Provided information section start
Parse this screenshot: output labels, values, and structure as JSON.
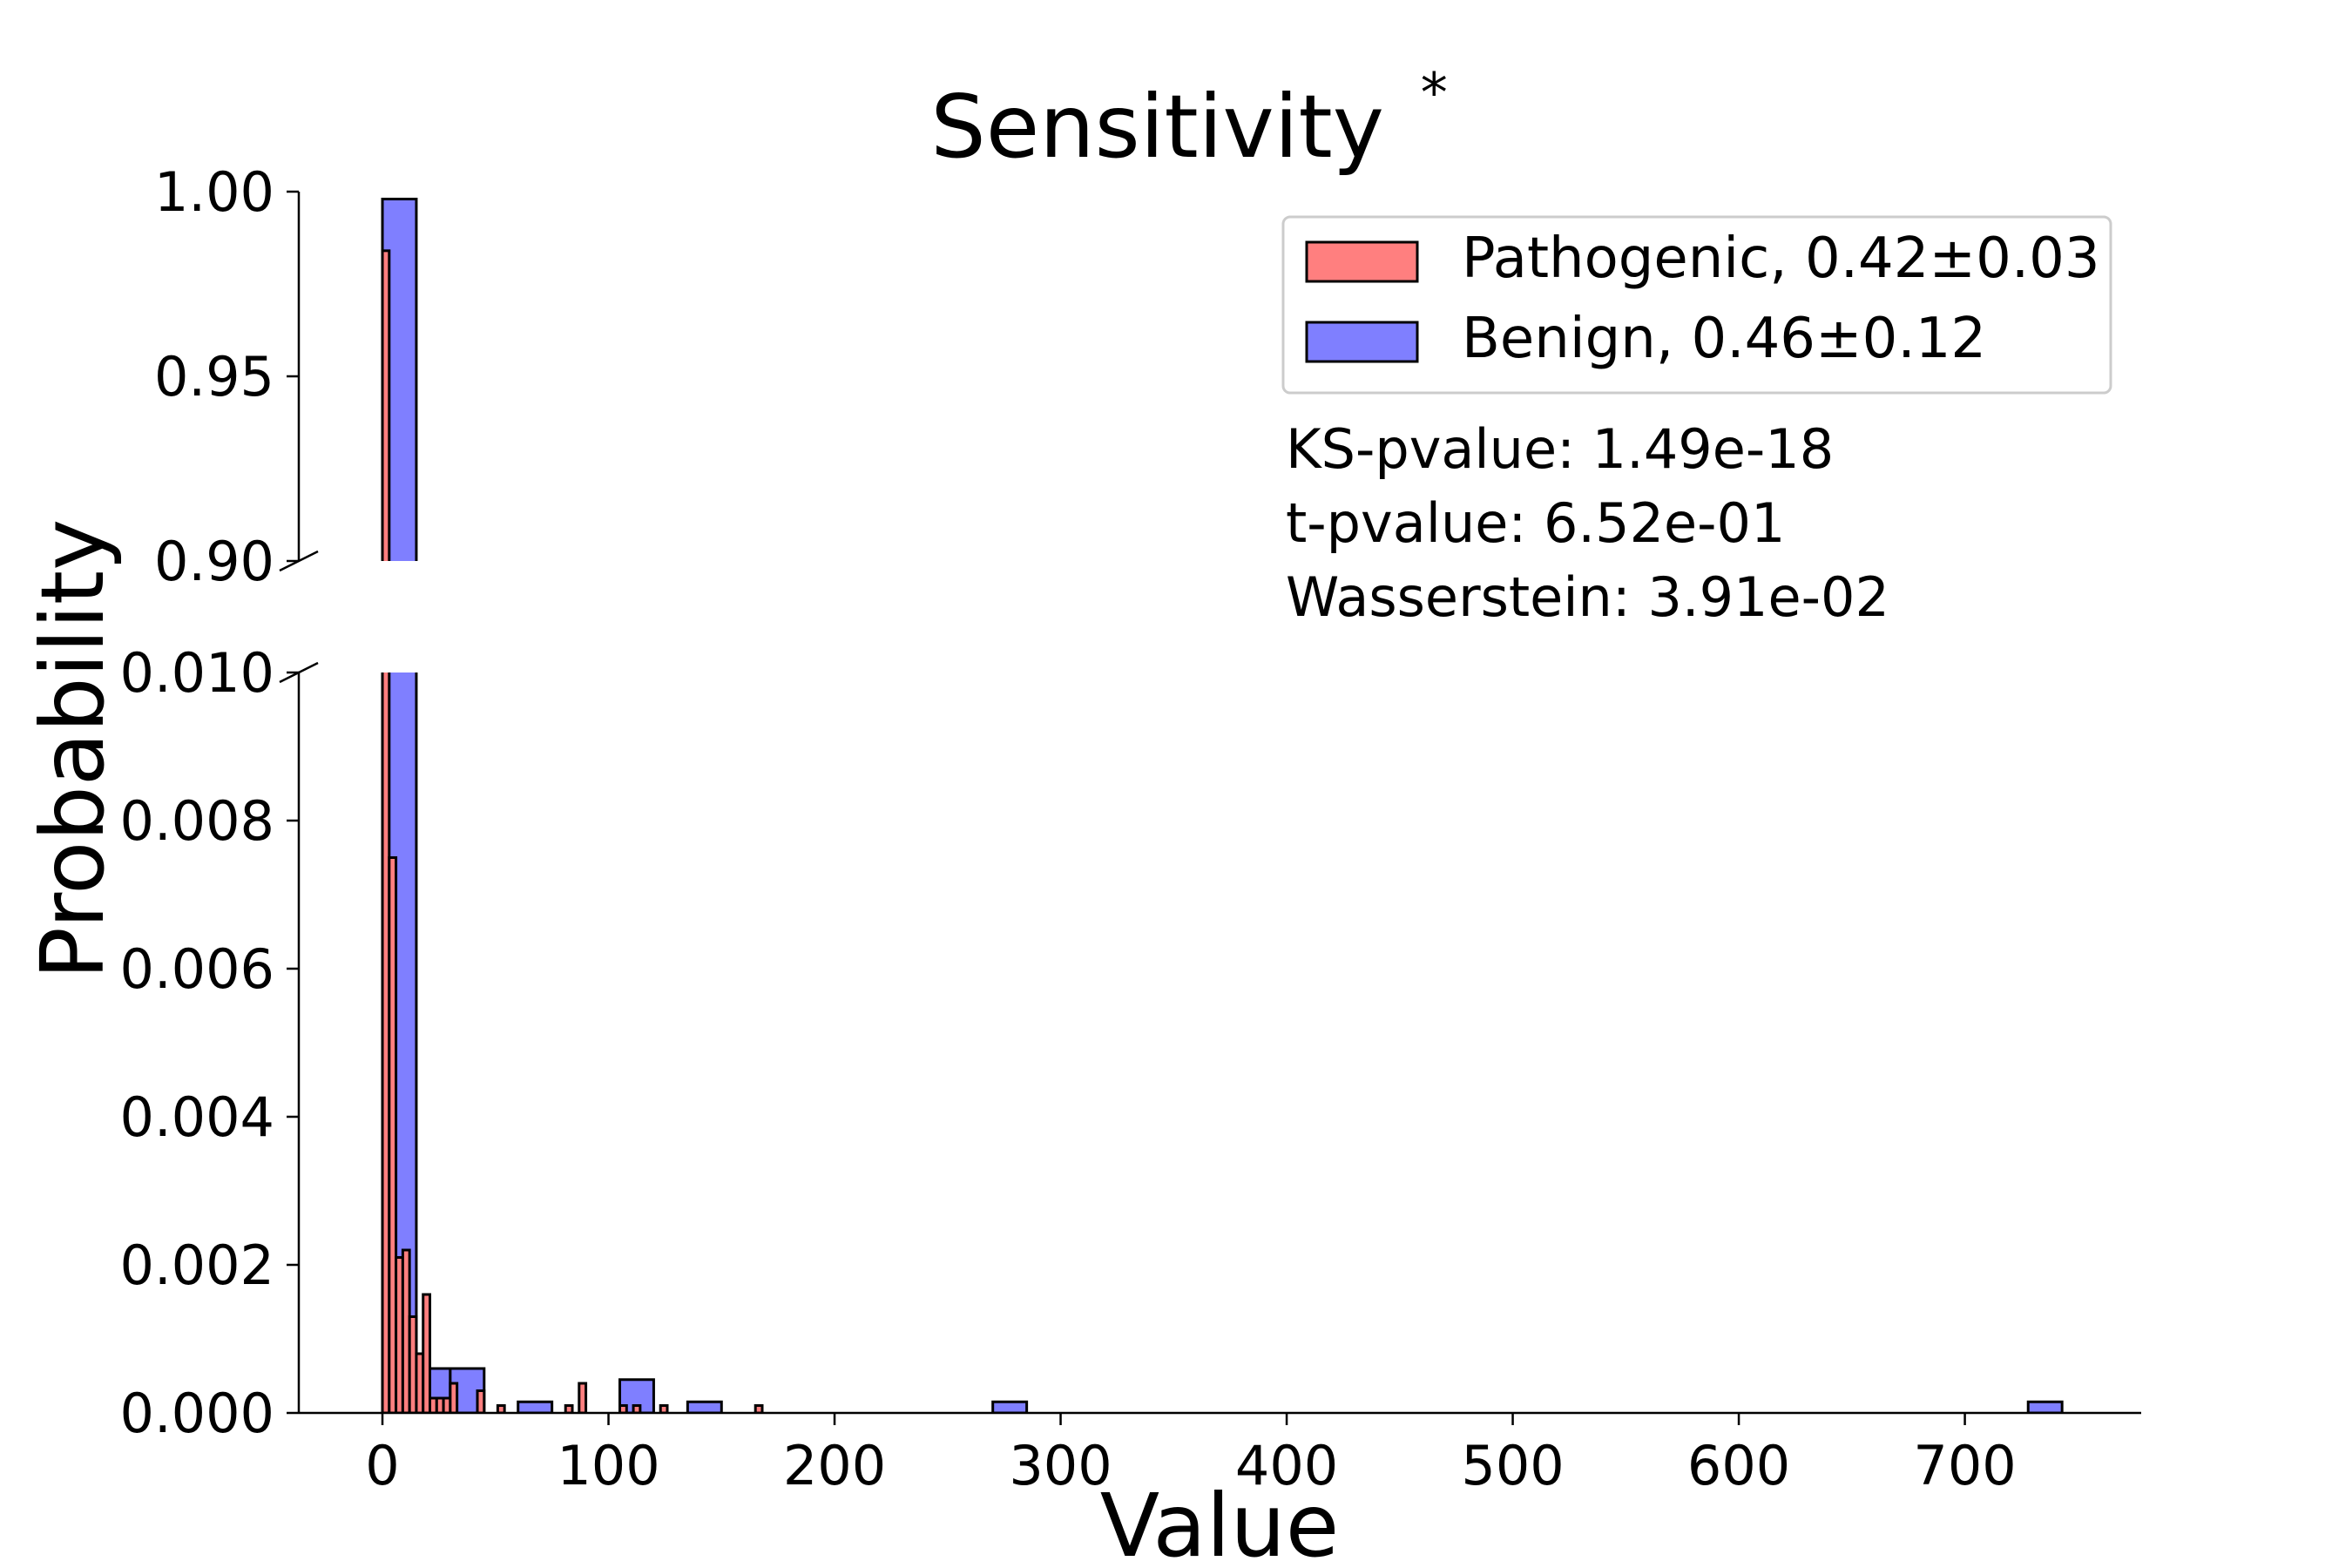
{
  "chart_data": {
    "type": "bar",
    "title": "Sensitivity",
    "title_mark": "*",
    "xlabel": "Value",
    "ylabel": "Probability",
    "xlim": [
      -37,
      778
    ],
    "x_ticks": [
      0,
      100,
      200,
      300,
      400,
      500,
      600,
      700
    ],
    "upper_panel": {
      "ylim": [
        0.9,
        1.0
      ],
      "y_ticks": [
        "0.90",
        "0.95",
        "1.00"
      ]
    },
    "lower_panel": {
      "ylim": [
        0.0,
        0.01
      ],
      "y_ticks": [
        "0.000",
        "0.002",
        "0.004",
        "0.006",
        "0.008",
        "0.010"
      ]
    },
    "broken_y_axis": true,
    "grid": false,
    "legend_position": "top-right",
    "series": [
      {
        "name": "Pathogenic, 0.42±0.03",
        "color": "#ff7f7f",
        "edge_color": "#000000",
        "bins": [
          {
            "x0": 0,
            "x1": 3,
            "p": 0.984
          },
          {
            "x0": 3,
            "x1": 6,
            "p": 0.0075
          },
          {
            "x0": 6,
            "x1": 9,
            "p": 0.0021
          },
          {
            "x0": 9,
            "x1": 12,
            "p": 0.0022
          },
          {
            "x0": 12,
            "x1": 15,
            "p": 0.0013
          },
          {
            "x0": 15,
            "x1": 18,
            "p": 0.0008
          },
          {
            "x0": 18,
            "x1": 21,
            "p": 0.0016
          },
          {
            "x0": 21,
            "x1": 24,
            "p": 0.0002
          },
          {
            "x0": 24,
            "x1": 27,
            "p": 0.0002
          },
          {
            "x0": 27,
            "x1": 30,
            "p": 0.0002
          },
          {
            "x0": 30,
            "x1": 33,
            "p": 0.0004
          },
          {
            "x0": 42,
            "x1": 45,
            "p": 0.0003
          },
          {
            "x0": 51,
            "x1": 54,
            "p": 0.0001
          },
          {
            "x0": 81,
            "x1": 84,
            "p": 0.0001
          },
          {
            "x0": 87,
            "x1": 90,
            "p": 0.0004
          },
          {
            "x0": 105,
            "x1": 108,
            "p": 0.0001
          },
          {
            "x0": 111,
            "x1": 114,
            "p": 0.0001
          },
          {
            "x0": 123,
            "x1": 126,
            "p": 0.0001
          },
          {
            "x0": 165,
            "x1": 168,
            "p": 0.0001
          }
        ]
      },
      {
        "name": "Benign, 0.46±0.12",
        "color": "#7f7fff",
        "edge_color": "#000000",
        "bins": [
          {
            "x0": 0,
            "x1": 15,
            "p": 0.998
          },
          {
            "x0": 15,
            "x1": 30,
            "p": 0.0006
          },
          {
            "x0": 30,
            "x1": 45,
            "p": 0.0006
          },
          {
            "x0": 60,
            "x1": 75,
            "p": 0.00015
          },
          {
            "x0": 105,
            "x1": 120,
            "p": 0.00045
          },
          {
            "x0": 135,
            "x1": 150,
            "p": 0.00015
          },
          {
            "x0": 270,
            "x1": 285,
            "p": 0.00015
          },
          {
            "x0": 728,
            "x1": 743,
            "p": 0.00015
          }
        ]
      }
    ],
    "annotations": [
      "KS-pvalue: 1.49e-18",
      "t-pvalue: 6.52e-01",
      "Wasserstein: 3.91e-02"
    ]
  }
}
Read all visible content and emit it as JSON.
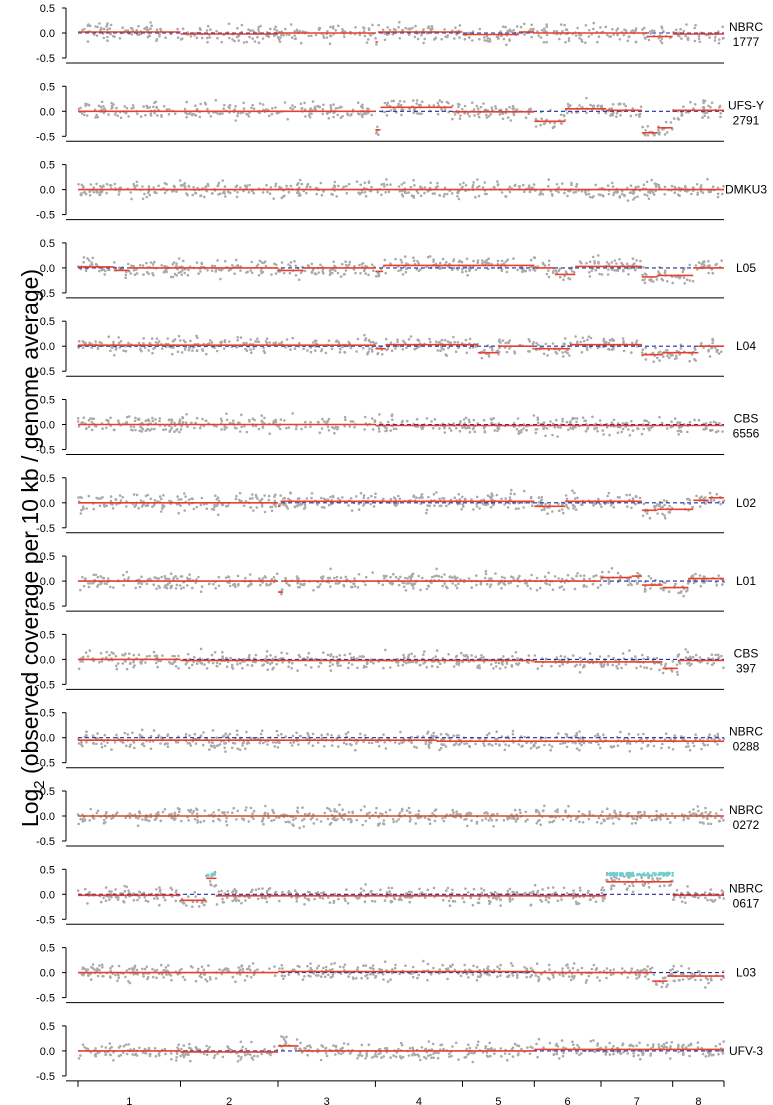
{
  "chart_data": {
    "type": "scatter",
    "ylabel_main": "Log",
    "ylabel_sub": "2",
    "ylabel_rest": " (observed coverage per 10 kb / genome average)",
    "ylim": [
      -0.5,
      0.5
    ],
    "yticks": [
      "0.5",
      "0.0",
      "-0.5"
    ],
    "chromosomes": [
      "1",
      "2",
      "3",
      "4",
      "5",
      "6",
      "7",
      "8"
    ],
    "chromosome_boundaries_kb": [
      0,
      2000,
      3900,
      5800,
      7500,
      8900,
      10200,
      11600,
      12600
    ],
    "colors": {
      "points": "#aaaaaa",
      "segment": "#e8402a",
      "baseline": "#1f2fa3",
      "amplified": "#6fcfd0"
    },
    "grid": false,
    "panels": [
      {
        "label_line1": "NBRC",
        "label_line2": "1777",
        "segments": [
          [
            0,
            2000,
            0.02
          ],
          [
            2000,
            3900,
            -0.02
          ],
          [
            3900,
            5800,
            0.0
          ],
          [
            5800,
            5850,
            -0.18
          ],
          [
            5850,
            7500,
            0.02
          ],
          [
            7500,
            8600,
            -0.03
          ],
          [
            8600,
            8900,
            0.02
          ],
          [
            8900,
            10300,
            0.0
          ],
          [
            10300,
            11100,
            0.0
          ],
          [
            11100,
            11600,
            -0.07
          ],
          [
            11600,
            12600,
            -0.02
          ]
        ]
      },
      {
        "label_line1": "UFS-Y",
        "label_line2": "2791",
        "segments": [
          [
            0,
            5800,
            0.0
          ],
          [
            5800,
            5900,
            -0.37
          ],
          [
            5900,
            7300,
            0.08
          ],
          [
            7300,
            8900,
            -0.01
          ],
          [
            8900,
            9500,
            -0.2
          ],
          [
            9500,
            10300,
            0.05
          ],
          [
            10300,
            11000,
            0.02
          ],
          [
            11000,
            11300,
            -0.43
          ],
          [
            11300,
            11600,
            -0.33
          ],
          [
            11600,
            12600,
            0.02
          ]
        ]
      },
      {
        "label_line1": "DMKU3",
        "label_line2": "",
        "segments": [
          [
            0,
            12600,
            0.0
          ]
        ]
      },
      {
        "label_line1": "L05",
        "label_line2": "",
        "segments": [
          [
            0,
            700,
            0.02
          ],
          [
            700,
            1000,
            -0.05
          ],
          [
            1000,
            3900,
            0.0
          ],
          [
            3900,
            4400,
            -0.05
          ],
          [
            4400,
            5800,
            0.0
          ],
          [
            5800,
            5950,
            -0.07
          ],
          [
            5950,
            8900,
            0.05
          ],
          [
            8900,
            9300,
            0.0
          ],
          [
            9300,
            9700,
            -0.13
          ],
          [
            9700,
            11000,
            0.03
          ],
          [
            11000,
            11300,
            -0.18
          ],
          [
            11300,
            12000,
            -0.15
          ],
          [
            12000,
            12600,
            0.0
          ]
        ]
      },
      {
        "label_line1": "L04",
        "label_line2": "",
        "segments": [
          [
            0,
            5800,
            0.02
          ],
          [
            5800,
            6000,
            -0.05
          ],
          [
            6000,
            7800,
            0.03
          ],
          [
            7800,
            8200,
            -0.13
          ],
          [
            8200,
            8900,
            0.0
          ],
          [
            8900,
            9600,
            -0.05
          ],
          [
            9600,
            11000,
            0.03
          ],
          [
            11000,
            11400,
            -0.17
          ],
          [
            11400,
            12100,
            -0.13
          ],
          [
            12100,
            12600,
            0.0
          ]
        ]
      },
      {
        "label_line1": "CBS",
        "label_line2": "6556",
        "segments": [
          [
            0,
            5800,
            0.0
          ],
          [
            5800,
            12600,
            -0.02
          ]
        ]
      },
      {
        "label_line1": "L02",
        "label_line2": "",
        "segments": [
          [
            0,
            3900,
            0.0
          ],
          [
            3900,
            3950,
            -0.07
          ],
          [
            3950,
            8900,
            0.03
          ],
          [
            8900,
            9500,
            -0.07
          ],
          [
            9500,
            11000,
            0.03
          ],
          [
            11000,
            11300,
            -0.15
          ],
          [
            11300,
            12000,
            -0.13
          ],
          [
            12000,
            12300,
            0.05
          ],
          [
            12300,
            12600,
            0.1
          ]
        ]
      },
      {
        "label_line1": "L01",
        "label_line2": "",
        "segments": [
          [
            0,
            3900,
            0.0
          ],
          [
            3900,
            4000,
            -0.22
          ],
          [
            4000,
            10200,
            0.0
          ],
          [
            10200,
            10800,
            0.07
          ],
          [
            10800,
            11000,
            0.1
          ],
          [
            11000,
            11400,
            -0.08
          ],
          [
            11400,
            11900,
            -0.13
          ],
          [
            11900,
            12600,
            0.05
          ]
        ]
      },
      {
        "label_line1": "CBS",
        "label_line2": "397",
        "segments": [
          [
            0,
            2000,
            0.0
          ],
          [
            2000,
            8900,
            -0.02
          ],
          [
            8900,
            11400,
            -0.05
          ],
          [
            11400,
            11700,
            -0.18
          ],
          [
            11700,
            12600,
            -0.02
          ]
        ]
      },
      {
        "label_line1": "NBRC",
        "label_line2": "0288",
        "segments": [
          [
            0,
            7000,
            -0.05
          ],
          [
            7000,
            12600,
            -0.07
          ]
        ]
      },
      {
        "label_line1": "NBRC",
        "label_line2": "0272",
        "segments": [
          [
            0,
            12600,
            0.0
          ]
        ]
      },
      {
        "label_line1": "NBRC",
        "label_line2": "0617",
        "segments": [
          [
            0,
            2000,
            -0.02
          ],
          [
            2000,
            2500,
            -0.12
          ],
          [
            2500,
            2700,
            0.32
          ],
          [
            2700,
            10300,
            -0.03
          ],
          [
            10300,
            11600,
            0.25
          ],
          [
            11600,
            12600,
            -0.02
          ]
        ],
        "amplified": [
          [
            2500,
            2700,
            0.4
          ],
          [
            10300,
            11600,
            0.4
          ]
        ]
      },
      {
        "label_line1": "L03",
        "label_line2": "",
        "segments": [
          [
            0,
            3900,
            0.0
          ],
          [
            3900,
            8900,
            0.02
          ],
          [
            8900,
            11200,
            0.0
          ],
          [
            11200,
            11500,
            -0.17
          ],
          [
            11500,
            12600,
            -0.07
          ]
        ]
      },
      {
        "label_line1": "UFV-3",
        "label_line2": "",
        "segments": [
          [
            0,
            2000,
            0.0
          ],
          [
            2000,
            3900,
            -0.02
          ],
          [
            3900,
            4300,
            0.1
          ],
          [
            4300,
            5800,
            0.0
          ],
          [
            5800,
            8900,
            0.0
          ],
          [
            8900,
            12600,
            0.03
          ]
        ]
      }
    ]
  }
}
Provided information section end
What the exercise asks:
Since only a number is wanted, please say how many lines in the data include the word "name".

Response box:
2